## REQUIRED TASK
Repeat every record below exactly, leaving out the pictures.

—————

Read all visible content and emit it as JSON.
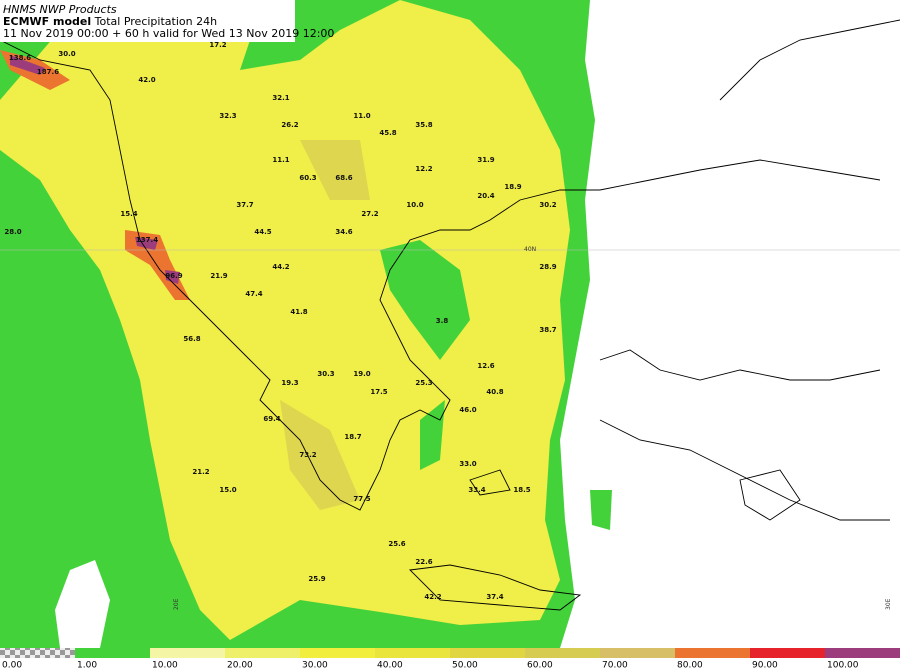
{
  "header": {
    "line1": "HNMS NWP Products",
    "model": "ECMWF model",
    "product": "Total Precipitation 24h",
    "line2": "11 Nov 2019 00:00 + 60 h valid for Wed 13 Nov 2019 12:00"
  },
  "map_labels": [
    "138.6",
    "187.6",
    "17.2",
    "30.0",
    "42.0",
    "32.1",
    "32.3",
    "26.2",
    "11.0",
    "45.8",
    "35.8",
    "11.1",
    "12.2",
    "31.9",
    "60.3",
    "68.6",
    "18.9",
    "20.4",
    "10.0",
    "30.2",
    "37.7",
    "27.2",
    "15.4",
    "44.5",
    "34.6",
    "28.0",
    "137.4",
    "28.9",
    "44.2",
    "21.9",
    "96.9",
    "47.4",
    "41.8",
    "3.8",
    "38.7",
    "56.8",
    "12.6",
    "30.3",
    "19.0",
    "25.3",
    "19.3",
    "17.5",
    "40.8",
    "46.0",
    "69.4",
    "18.7",
    "73.2",
    "33.0",
    "21.2",
    "15.0",
    "33.4",
    "18.5",
    "77.5",
    "25.6",
    "22.6",
    "25.9",
    "42.2",
    "37.4"
  ],
  "grid_labels": [
    "40N",
    "20E",
    "30E"
  ],
  "colorbar": {
    "labels": [
      "0.00",
      "1.00",
      "10.00",
      "20.00",
      "30.00",
      "40.00",
      "50.00",
      "60.00",
      "70.00",
      "80.00",
      "90.00",
      "100.00"
    ],
    "colors": [
      "#cfcfcf",
      "#44d23a",
      "#f4f6a6",
      "#eef06a",
      "#f2ee3e",
      "#e9e53c",
      "#dfd642",
      "#d6cc52",
      "#d6bf66",
      "#ea7430",
      "#e6222a",
      "#9c3c7c"
    ]
  }
}
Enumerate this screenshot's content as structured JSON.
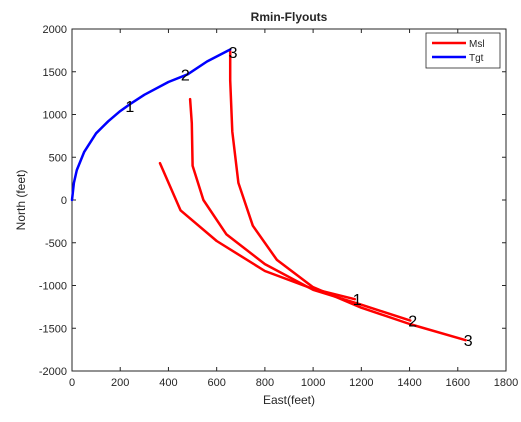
{
  "chart_data": {
    "type": "line",
    "title": "Rmin-Flyouts",
    "xlabel": "East(feet)",
    "ylabel": "North (feet)",
    "xlim": [
      0,
      1800
    ],
    "ylim": [
      -2000,
      2000
    ],
    "xticks": [
      0,
      200,
      400,
      600,
      800,
      1000,
      1200,
      1400,
      1600,
      1800
    ],
    "yticks": [
      -2000,
      -1500,
      -1000,
      -500,
      0,
      500,
      1000,
      1500,
      2000
    ],
    "grid": false,
    "legend_position": "top-right",
    "series": [
      {
        "name": "Msl",
        "color": "#ff0000",
        "paths": [
          {
            "x": [
              1173,
              1000,
              800,
              600,
              450,
              365
            ],
            "y": [
              -1160,
              -1040,
              -830,
              -480,
              -120,
              430
            ]
          },
          {
            "x": [
              1403,
              1200,
              1000,
              800,
              640,
              545,
              500,
              497,
              490
            ],
            "y": [
              -1410,
              -1225,
              -1050,
              -750,
              -400,
              0,
              400,
              900,
              1180
            ]
          },
          {
            "x": [
              1633,
              1400,
              1200,
              1000,
              850,
              750,
              690,
              665,
              656,
              656
            ],
            "y": [
              -1640,
              -1450,
              -1260,
              -1020,
              -700,
              -300,
              200,
              800,
              1400,
              1740
            ]
          }
        ]
      },
      {
        "name": "Tgt",
        "color": "#0000ff",
        "paths": [
          {
            "x": [
              0,
              8,
              20,
              50,
              100,
              150,
              200,
              240,
              300,
              400,
              480,
              560,
              656
            ],
            "y": [
              0,
              200,
              350,
              560,
              780,
              920,
              1040,
              1120,
              1230,
              1380,
              1470,
              1620,
              1760
            ]
          }
        ]
      }
    ],
    "annotations": [
      {
        "text": "1",
        "x": 240,
        "y": 1100
      },
      {
        "text": "2",
        "x": 470,
        "y": 1470
      },
      {
        "text": "3",
        "x": 668,
        "y": 1730
      },
      {
        "text": "1",
        "x": 1183,
        "y": -1160
      },
      {
        "text": "2",
        "x": 1413,
        "y": -1410
      },
      {
        "text": "3",
        "x": 1643,
        "y": -1640
      }
    ]
  }
}
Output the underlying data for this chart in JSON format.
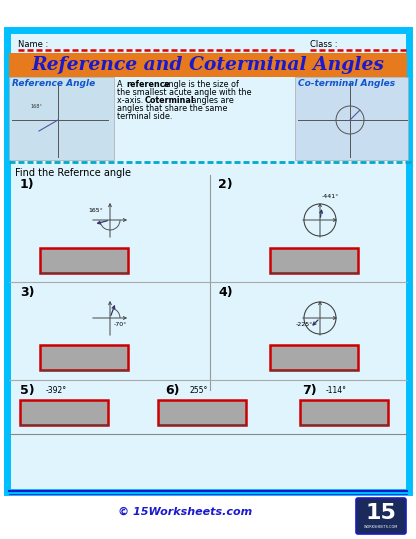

—————

## WORKED SOLUTION
Read all visible content and emit it as JSON.
{
  "header": {
    "line1": "HNMS NWP Products",
    "model": "ECMWF model",
    "product": "Total Precipitation 24h",
    "line2": "11 Nov 2019 00:00 + 60 h valid for Wed 13 Nov 2019 12:00"
  },
  "map_labels": [
    "138.6",
    "187.6",
    "17.2",
    "30.0",
    "42.0",
    "32.1",
    "32.3",
    "26.2",
    "11.0",
    "45.8",
    "35.8",
    "11.1",
    "12.2",
    "31.9",
    "60.3",
    "68.6",
    "18.9",
    "20.4",
    "10.0",
    "30.2",
    "37.7",
    "27.2",
    "15.4",
    "44.5",
    "34.6",
    "28.0",
    "137.4",
    "28.9",
    "44.2",
    "21.9",
    "96.9",
    "47.4",
    "41.8",
    "3.8",
    "38.7",
    "56.8",
    "12.6",
    "30.3",
    "19.0",
    "25.3",
    "19.3",
    "17.5",
    "40.8",
    "46.0",
    "69.4",
    "18.7",
    "73.2",
    "33.0",
    "21.2",
    "15.0",
    "33.4",
    "18.5",
    "77.5",
    "25.6",
    "22.6",
    "25.9",
    "42.2",
    "37.4"
  ],
  "grid_labels": [
    "40N",
    "20E",
    "30E"
  ],
  "colorbar": {
    "labels": [
      "0.00",
      "1.00",
      "10.00",
      "20.00",
      "30.00",
      "40.00",
      "50.00",
      "60.00",
      "70.00",
      "80.00",
      "90.00",
      "100.00"
    ],
    "colors": [
      "#cfcfcf",
      "#44d23a",
      "#f4f6a6",
      "#eef06a",
      "#f2ee3e",
      "#e9e53c",
      "#dfd642",
      "#d6cc52",
      "#d6bf66",
      "#ea7430",
      "#e6222a",
      "#9c3c7c"
    ]
  }
}
Enumerate this screenshot's content as structured JSON.
{
  "chart_data": {
    "type": "line",
    "title": "Rmin-Flyouts",
    "xlabel": "East(feet)",
    "ylabel": "North (feet)",
    "xlim": [
      0,
      1800
    ],
    "ylim": [
      -2000,
      2000
    ],
    "xticks": [
      0,
      200,
      400,
      600,
      800,
      1000,
      1200,
      1400,
      1600,
      1800
    ],
    "yticks": [
      -2000,
      -1500,
      -1000,
      -500,
      0,
      500,
      1000,
      1500,
      2000
    ],
    "grid": false,
    "legend_position": "top-right",
    "series": [
      {
        "name": "Msl",
        "color": "#ff0000",
        "paths": [
          {
            "x": [
              1173,
              1000,
              800,
              600,
              450,
              365
            ],
            "y": [
              -1160,
              -1040,
              -830,
              -480,
              -120,
              430
            ]
          },
          {
            "x": [
              1403,
              1200,
              1000,
              800,
              640,
              545,
              500,
              497,
              490
            ],
            "y": [
              -1410,
              -1225,
              -1050,
              -750,
              -400,
              0,
              400,
              900,
              1180
            ]
          },
          {
            "x": [
              1633,
              1400,
              1200,
              1000,
              850,
              750,
              690,
              665,
              656,
              656
            ],
            "y": [
              -1640,
              -1450,
              -1260,
              -1020,
              -700,
              -300,
              200,
              800,
              1400,
              1740
            ]
          }
        ]
      },
      {
        "name": "Tgt",
        "color": "#0000ff",
        "paths": [
          {
            "x": [
              0,
              8,
              20,
              50,
              100,
              150,
              200,
              240,
              300,
              400,
              480,
              560,
              656
            ],
            "y": [
              0,
              200,
              350,
              560,
              780,
              920,
              1040,
              1120,
              1230,
              1380,
              1470,
              1620,
              1760
            ]
          }
        ]
      }
    ],
    "annotations": [
      {
        "text": "1",
        "x": 240,
        "y": 1100
      },
      {
        "text": "2",
        "x": 470,
        "y": 1470
      },
      {
        "text": "3",
        "x": 668,
        "y": 1730
      },
      {
        "text": "1",
        "x": 1183,
        "y": -1160
      },
      {
        "text": "2",
        "x": 1413,
        "y": -1410
      },
      {
        "text": "3",
        "x": 1643,
        "y": -1640
      }
    ]
  }
}
Output the underlying data for this chart in JSON format.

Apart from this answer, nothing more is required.